解く問題:
下にあるフェアトレードコーヒーの紹介文から、「深く豊かな香り、コクを楽しめます。」で始まって「コーヒーバッグをカップに入れ、熱湯を注げばすぐに飲めます。」で終わる部分を一字も変えずに書き写してください。

読む文章:
--- --- ---
パプアニューギニア、ペルー、メキシコの有機コーヒー豆が使われています。
深く豊かな香り、コクを楽しめます。
フェアトレード認証のインスタントコーヒーはあまり見かけません。
インスタント派の方はぜひ。カフェインレスタイプもあります。
オンラインの他、カルディの店舗でも購入できるようです。
URL:https://www.choosee.com/item/オーガニック-インスタントコーヒー-新パッケージ/
ピープルツリー「フェアトレードコーヒー・コーヒーバッグ・タンザニア」
ピープルツリーは、フェアトレード商品専門のブランド。
ファッションアイテムや雑貨、食品など多数のフェアトレード商品を取り扱い、
フェアトレードコーヒーの種類も豊富。
現在はペルーとラオス、タンザニアのフェアトレードコーヒがあります。
「フェアトレードコーヒー・コーヒーバッグ・タンザニア」は中煎りで、
フルーティーな酸味と芳醇なコクが魅力。
コーヒーバッグをカップに入れ、熱湯を注げばすぐに飲めます。
ピープルツリーでは時期によって、フェアトレードのチョコレートやドライフルーツも
販売しています。コーヒーのお供にもおすすめ。
--- --- ---
データ:
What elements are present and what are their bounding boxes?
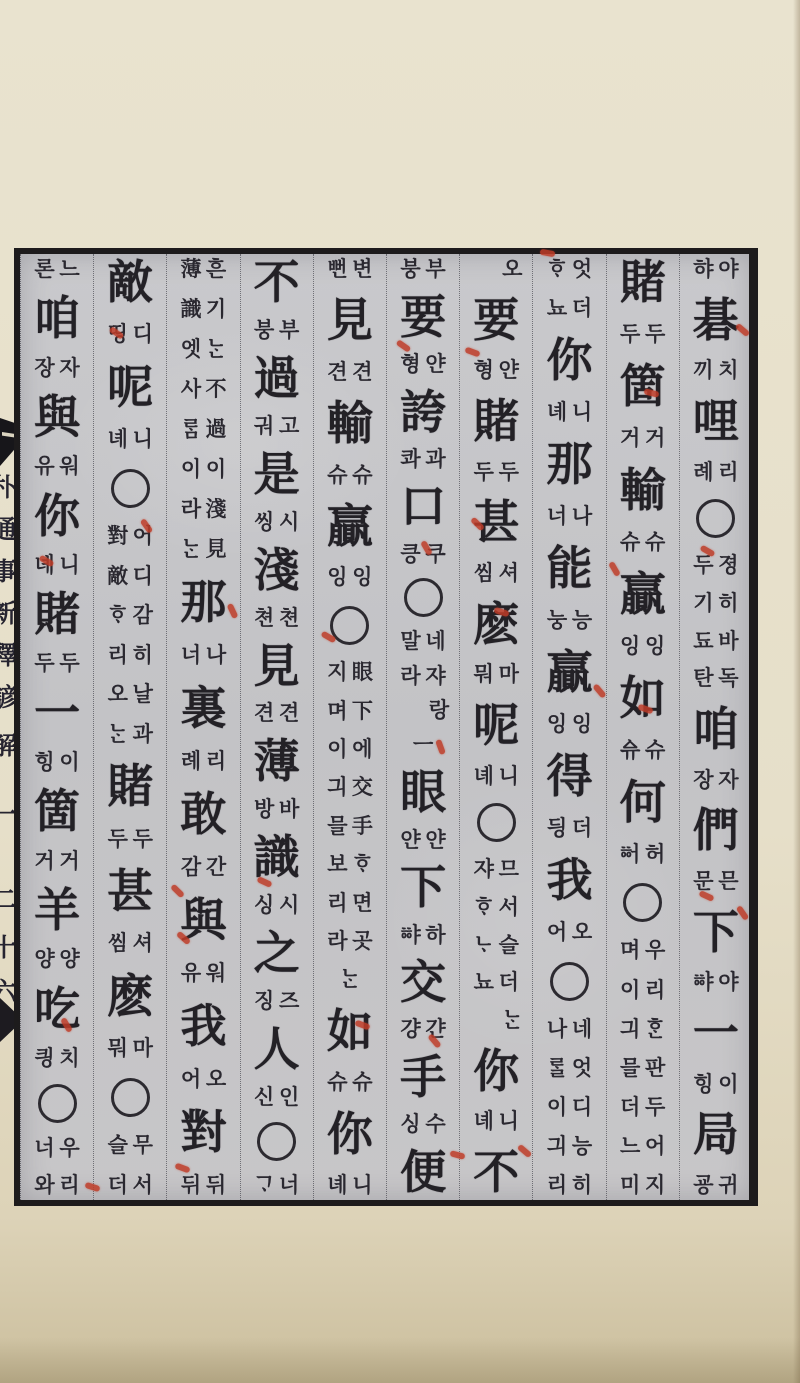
--- --- ---
解答例:
深く豊かな香り、コクを楽しめます。
フェアトレード認証のインスタントコーヒーはあまり見かけません。
インスタント派の方はぜひ。カフェインレスタイプもあります。
オンラインの他、カルディの店舗でも購入できるようです。
URL:https://www.choosee.com/item/オーガニック-インスタントコーヒー-新パッケージ/
ピープルツリー「フェアトレードコーヒー・コーヒーバッグ・タンザニア」
ピープルツリーは、フェアトレード商品専門のブランド。
ファッションアイテムや雑貨、食品など多数のフェアトレード商品を取り扱い、
フェアトレードコーヒーの種類も豊富。
現在はペルーとラオス、タンザニアのフェアトレードコーヒがあります。
「フェアトレードコーヒー・コーヒーバッグ・タンザニア」は中煎りで、
フルーティーな酸味と芳醇なコクが魅力。
コーヒーバッグをカップに入れ、熱湯を注げばすぐに飲めます。